-- Start Records to process --

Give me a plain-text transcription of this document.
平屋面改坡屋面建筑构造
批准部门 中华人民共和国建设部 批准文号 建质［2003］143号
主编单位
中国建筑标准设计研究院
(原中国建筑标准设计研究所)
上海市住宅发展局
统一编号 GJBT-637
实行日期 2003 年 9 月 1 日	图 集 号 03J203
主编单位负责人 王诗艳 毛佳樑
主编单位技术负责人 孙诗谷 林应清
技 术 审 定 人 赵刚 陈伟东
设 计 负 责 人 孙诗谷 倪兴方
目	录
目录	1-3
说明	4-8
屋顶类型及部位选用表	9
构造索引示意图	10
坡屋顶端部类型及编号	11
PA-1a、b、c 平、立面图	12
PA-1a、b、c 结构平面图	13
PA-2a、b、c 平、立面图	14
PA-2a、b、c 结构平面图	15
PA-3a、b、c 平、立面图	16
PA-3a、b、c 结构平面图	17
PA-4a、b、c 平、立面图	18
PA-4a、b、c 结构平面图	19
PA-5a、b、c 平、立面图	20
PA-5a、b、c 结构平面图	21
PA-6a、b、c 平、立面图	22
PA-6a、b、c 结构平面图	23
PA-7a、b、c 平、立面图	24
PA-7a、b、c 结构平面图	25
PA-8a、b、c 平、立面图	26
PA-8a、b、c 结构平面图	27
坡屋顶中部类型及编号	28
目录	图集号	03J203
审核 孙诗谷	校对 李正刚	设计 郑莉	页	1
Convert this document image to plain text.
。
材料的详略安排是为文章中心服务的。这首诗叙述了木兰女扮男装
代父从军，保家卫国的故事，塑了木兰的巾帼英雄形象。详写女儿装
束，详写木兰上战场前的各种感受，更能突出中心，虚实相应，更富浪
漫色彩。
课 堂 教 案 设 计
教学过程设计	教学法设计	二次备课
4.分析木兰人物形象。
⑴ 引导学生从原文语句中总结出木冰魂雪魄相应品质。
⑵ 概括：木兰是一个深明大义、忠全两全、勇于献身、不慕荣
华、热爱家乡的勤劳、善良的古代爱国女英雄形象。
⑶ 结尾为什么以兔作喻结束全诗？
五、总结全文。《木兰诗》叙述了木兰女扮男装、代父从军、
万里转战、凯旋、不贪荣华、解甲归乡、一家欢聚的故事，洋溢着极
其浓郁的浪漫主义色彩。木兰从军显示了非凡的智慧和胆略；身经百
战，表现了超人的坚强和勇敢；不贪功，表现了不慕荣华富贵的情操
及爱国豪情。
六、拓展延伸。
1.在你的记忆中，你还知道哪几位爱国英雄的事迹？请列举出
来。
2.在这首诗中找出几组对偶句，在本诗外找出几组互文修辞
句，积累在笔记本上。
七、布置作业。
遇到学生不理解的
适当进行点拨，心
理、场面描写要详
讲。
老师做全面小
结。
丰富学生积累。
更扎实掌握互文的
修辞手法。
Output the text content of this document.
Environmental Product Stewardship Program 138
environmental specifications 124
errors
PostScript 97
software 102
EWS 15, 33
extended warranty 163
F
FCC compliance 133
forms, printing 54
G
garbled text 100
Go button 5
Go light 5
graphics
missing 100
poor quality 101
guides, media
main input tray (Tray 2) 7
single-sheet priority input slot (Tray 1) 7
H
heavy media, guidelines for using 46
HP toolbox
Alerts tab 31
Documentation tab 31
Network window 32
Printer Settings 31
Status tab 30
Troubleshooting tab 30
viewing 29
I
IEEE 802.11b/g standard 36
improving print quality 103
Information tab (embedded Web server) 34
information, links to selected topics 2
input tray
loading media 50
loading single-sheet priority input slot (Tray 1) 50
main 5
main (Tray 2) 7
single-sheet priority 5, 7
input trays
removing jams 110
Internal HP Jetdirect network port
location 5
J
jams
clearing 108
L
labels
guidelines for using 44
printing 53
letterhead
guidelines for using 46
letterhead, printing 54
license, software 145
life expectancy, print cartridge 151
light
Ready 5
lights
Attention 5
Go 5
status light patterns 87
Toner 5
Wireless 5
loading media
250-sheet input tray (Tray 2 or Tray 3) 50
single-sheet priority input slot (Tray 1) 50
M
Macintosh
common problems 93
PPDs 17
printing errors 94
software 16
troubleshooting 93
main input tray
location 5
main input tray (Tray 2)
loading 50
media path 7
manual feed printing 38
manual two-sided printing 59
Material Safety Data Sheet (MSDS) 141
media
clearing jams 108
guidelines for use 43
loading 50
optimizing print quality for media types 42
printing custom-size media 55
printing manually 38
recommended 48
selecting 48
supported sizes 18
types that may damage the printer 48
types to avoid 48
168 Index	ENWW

-- End Records to process --

All lines that include "guidelines" are to be gathered and copied.

» **Result for this exercise**
heavy media, guidelines for using 46
guidelines for using 44
guidelines for using 46
guidelines for use 43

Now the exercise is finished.